DO THIS
Pick every line from the data that holds the word "Porte".

(Items from a dataset)
- - -

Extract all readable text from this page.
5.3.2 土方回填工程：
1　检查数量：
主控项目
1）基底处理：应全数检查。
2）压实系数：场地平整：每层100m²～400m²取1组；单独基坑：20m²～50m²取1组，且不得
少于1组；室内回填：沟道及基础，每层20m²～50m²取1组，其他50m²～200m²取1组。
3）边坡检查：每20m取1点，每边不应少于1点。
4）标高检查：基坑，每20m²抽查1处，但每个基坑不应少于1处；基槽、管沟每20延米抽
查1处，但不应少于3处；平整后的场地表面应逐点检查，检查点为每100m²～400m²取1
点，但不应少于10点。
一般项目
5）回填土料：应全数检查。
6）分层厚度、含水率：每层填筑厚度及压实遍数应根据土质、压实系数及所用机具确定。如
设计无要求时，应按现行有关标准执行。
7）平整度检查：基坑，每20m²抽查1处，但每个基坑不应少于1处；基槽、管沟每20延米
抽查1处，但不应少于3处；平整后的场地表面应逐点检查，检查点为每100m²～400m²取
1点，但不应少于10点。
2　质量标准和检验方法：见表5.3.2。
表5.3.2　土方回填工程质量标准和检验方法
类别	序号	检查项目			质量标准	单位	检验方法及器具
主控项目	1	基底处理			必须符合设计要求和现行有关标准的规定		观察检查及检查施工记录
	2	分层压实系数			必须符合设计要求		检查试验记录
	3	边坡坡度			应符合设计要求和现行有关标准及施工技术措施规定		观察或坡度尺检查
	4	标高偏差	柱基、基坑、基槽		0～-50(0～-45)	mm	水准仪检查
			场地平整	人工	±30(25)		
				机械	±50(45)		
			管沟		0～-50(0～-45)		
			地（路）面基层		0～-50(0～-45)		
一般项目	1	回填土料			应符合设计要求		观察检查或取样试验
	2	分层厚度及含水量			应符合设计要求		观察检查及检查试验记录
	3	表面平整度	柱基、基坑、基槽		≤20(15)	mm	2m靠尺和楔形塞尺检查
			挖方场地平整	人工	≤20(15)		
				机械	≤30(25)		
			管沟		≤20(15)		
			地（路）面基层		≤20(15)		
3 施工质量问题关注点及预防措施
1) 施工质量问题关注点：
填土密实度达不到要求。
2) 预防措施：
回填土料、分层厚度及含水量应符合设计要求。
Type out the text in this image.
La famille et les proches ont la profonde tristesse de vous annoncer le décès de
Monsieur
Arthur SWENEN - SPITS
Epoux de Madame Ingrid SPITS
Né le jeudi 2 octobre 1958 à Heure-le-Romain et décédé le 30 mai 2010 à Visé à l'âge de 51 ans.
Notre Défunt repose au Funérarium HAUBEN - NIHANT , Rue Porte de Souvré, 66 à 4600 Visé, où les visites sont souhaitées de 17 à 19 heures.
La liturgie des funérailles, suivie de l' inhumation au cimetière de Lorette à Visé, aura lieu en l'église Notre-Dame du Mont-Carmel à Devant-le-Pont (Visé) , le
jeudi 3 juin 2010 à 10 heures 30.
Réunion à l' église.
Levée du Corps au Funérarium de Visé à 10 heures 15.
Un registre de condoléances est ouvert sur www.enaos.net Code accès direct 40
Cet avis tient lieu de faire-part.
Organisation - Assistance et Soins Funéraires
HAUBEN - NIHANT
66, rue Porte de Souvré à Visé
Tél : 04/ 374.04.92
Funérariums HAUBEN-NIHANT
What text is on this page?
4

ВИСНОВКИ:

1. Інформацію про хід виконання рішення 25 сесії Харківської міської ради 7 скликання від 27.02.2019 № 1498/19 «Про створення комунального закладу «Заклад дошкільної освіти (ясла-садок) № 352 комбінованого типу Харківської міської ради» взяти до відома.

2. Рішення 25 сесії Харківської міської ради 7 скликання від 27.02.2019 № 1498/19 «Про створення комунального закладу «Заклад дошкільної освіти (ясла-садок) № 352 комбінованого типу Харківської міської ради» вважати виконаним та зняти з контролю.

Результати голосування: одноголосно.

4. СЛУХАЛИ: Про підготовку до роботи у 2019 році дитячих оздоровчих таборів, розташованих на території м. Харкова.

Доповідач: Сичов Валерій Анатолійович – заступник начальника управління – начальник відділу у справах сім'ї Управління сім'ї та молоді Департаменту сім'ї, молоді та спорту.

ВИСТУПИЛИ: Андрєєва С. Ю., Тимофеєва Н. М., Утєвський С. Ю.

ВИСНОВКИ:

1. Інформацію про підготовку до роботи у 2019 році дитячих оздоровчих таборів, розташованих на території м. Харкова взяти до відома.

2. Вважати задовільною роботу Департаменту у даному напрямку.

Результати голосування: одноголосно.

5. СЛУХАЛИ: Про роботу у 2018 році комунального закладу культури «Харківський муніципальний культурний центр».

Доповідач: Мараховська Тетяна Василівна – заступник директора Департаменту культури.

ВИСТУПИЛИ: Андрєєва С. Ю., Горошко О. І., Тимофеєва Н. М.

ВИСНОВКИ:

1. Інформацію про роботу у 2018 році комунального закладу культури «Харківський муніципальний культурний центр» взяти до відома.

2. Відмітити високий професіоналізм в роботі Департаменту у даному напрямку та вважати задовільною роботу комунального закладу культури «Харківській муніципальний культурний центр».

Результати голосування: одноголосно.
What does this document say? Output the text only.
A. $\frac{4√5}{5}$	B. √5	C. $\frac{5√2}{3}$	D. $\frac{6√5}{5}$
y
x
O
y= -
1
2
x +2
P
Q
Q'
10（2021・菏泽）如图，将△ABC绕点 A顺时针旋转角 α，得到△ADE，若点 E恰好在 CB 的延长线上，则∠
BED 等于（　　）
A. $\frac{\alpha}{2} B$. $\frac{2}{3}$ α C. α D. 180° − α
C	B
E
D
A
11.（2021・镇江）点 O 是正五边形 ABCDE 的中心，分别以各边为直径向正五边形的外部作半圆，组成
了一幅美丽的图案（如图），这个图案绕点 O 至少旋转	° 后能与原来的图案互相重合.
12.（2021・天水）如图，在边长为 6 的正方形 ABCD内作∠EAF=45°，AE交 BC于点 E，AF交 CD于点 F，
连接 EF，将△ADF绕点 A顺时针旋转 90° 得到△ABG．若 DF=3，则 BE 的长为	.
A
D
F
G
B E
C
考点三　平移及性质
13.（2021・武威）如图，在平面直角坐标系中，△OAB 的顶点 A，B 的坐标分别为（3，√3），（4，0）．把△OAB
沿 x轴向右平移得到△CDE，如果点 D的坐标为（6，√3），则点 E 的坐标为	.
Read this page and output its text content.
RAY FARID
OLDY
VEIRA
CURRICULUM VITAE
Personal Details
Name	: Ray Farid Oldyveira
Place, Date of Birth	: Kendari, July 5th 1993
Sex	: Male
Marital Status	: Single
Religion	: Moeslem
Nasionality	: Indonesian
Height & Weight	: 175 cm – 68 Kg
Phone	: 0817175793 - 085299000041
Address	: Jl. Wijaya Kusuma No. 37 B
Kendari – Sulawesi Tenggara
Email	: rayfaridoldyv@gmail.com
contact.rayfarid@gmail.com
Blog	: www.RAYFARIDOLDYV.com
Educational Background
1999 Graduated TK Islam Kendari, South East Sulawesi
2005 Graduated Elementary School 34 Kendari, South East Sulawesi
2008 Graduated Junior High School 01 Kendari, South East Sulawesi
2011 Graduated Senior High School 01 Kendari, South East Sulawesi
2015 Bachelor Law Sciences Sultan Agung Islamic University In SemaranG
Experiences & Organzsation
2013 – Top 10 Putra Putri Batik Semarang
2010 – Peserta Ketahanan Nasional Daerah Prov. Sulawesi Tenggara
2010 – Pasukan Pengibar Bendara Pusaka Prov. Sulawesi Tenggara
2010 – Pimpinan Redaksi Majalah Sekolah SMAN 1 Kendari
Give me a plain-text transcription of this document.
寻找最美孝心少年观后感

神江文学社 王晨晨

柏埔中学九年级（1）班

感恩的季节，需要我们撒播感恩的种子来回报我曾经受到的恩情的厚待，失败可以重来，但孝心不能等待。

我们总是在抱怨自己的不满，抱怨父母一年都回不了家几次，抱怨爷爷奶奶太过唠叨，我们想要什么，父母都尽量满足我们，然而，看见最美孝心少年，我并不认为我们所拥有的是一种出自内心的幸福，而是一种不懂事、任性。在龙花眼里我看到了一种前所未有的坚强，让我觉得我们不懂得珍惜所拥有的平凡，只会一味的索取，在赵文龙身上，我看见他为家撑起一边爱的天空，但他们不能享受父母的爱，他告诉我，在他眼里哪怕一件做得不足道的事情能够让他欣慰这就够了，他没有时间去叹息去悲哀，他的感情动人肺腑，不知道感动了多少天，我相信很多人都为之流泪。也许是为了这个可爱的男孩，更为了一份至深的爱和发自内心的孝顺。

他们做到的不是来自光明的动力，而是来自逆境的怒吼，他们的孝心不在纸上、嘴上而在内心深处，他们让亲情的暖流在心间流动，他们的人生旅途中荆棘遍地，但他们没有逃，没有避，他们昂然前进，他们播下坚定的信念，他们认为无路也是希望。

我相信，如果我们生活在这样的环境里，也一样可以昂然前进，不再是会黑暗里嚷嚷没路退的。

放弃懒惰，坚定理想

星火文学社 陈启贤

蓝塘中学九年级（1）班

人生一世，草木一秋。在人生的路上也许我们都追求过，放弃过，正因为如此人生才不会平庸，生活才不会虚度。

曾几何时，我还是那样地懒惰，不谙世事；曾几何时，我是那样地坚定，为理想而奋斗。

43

- - -

EXPECTED OUTPUT
Notre Défunt repose au Funérarium HAUBEN - NIHANT , Rue Porte de Souvré, 66 à 4600 Visé, où les visites sont souhaitées de 17 à 19 heures.
66, rue Porte de Souvré à Visé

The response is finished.